**SET EXERCISE:**
How many of the lines below contain "kill"? Answer with that number alone.

Rows from a dataset:
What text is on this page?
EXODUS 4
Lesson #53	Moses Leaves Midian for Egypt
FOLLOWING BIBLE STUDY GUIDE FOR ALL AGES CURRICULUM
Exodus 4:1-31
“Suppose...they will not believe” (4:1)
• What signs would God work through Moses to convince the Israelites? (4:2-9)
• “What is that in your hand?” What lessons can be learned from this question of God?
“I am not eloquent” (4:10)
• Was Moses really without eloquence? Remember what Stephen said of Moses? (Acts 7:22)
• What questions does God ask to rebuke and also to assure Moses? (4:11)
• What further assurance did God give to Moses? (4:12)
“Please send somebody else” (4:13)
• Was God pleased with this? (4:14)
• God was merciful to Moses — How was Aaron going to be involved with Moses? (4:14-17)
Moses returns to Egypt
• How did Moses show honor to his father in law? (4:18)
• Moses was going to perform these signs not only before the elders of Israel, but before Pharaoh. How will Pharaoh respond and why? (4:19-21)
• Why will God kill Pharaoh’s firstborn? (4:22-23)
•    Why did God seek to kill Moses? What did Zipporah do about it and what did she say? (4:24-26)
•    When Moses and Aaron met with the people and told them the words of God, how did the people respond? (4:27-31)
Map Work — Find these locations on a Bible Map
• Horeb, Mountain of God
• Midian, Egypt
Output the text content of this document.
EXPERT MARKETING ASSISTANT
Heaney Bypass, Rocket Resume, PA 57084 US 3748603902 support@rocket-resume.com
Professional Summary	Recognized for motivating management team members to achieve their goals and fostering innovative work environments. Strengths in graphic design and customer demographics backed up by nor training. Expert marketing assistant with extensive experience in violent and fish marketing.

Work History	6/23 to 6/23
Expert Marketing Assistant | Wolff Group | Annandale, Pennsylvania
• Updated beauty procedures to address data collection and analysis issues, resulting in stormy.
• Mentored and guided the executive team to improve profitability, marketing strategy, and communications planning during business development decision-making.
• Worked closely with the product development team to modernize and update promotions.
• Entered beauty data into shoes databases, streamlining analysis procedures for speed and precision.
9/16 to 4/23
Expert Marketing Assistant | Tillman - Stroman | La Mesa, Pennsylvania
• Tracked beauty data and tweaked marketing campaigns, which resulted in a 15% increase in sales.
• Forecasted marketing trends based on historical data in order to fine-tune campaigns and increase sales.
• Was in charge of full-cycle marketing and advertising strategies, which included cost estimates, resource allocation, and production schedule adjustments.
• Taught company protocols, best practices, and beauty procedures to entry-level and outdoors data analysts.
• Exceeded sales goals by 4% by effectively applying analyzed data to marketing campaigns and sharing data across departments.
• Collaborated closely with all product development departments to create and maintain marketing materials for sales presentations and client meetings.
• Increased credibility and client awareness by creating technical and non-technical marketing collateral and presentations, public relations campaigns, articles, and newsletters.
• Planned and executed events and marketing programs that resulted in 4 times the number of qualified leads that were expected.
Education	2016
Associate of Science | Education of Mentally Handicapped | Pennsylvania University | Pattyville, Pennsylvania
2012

**ANSWER:**
2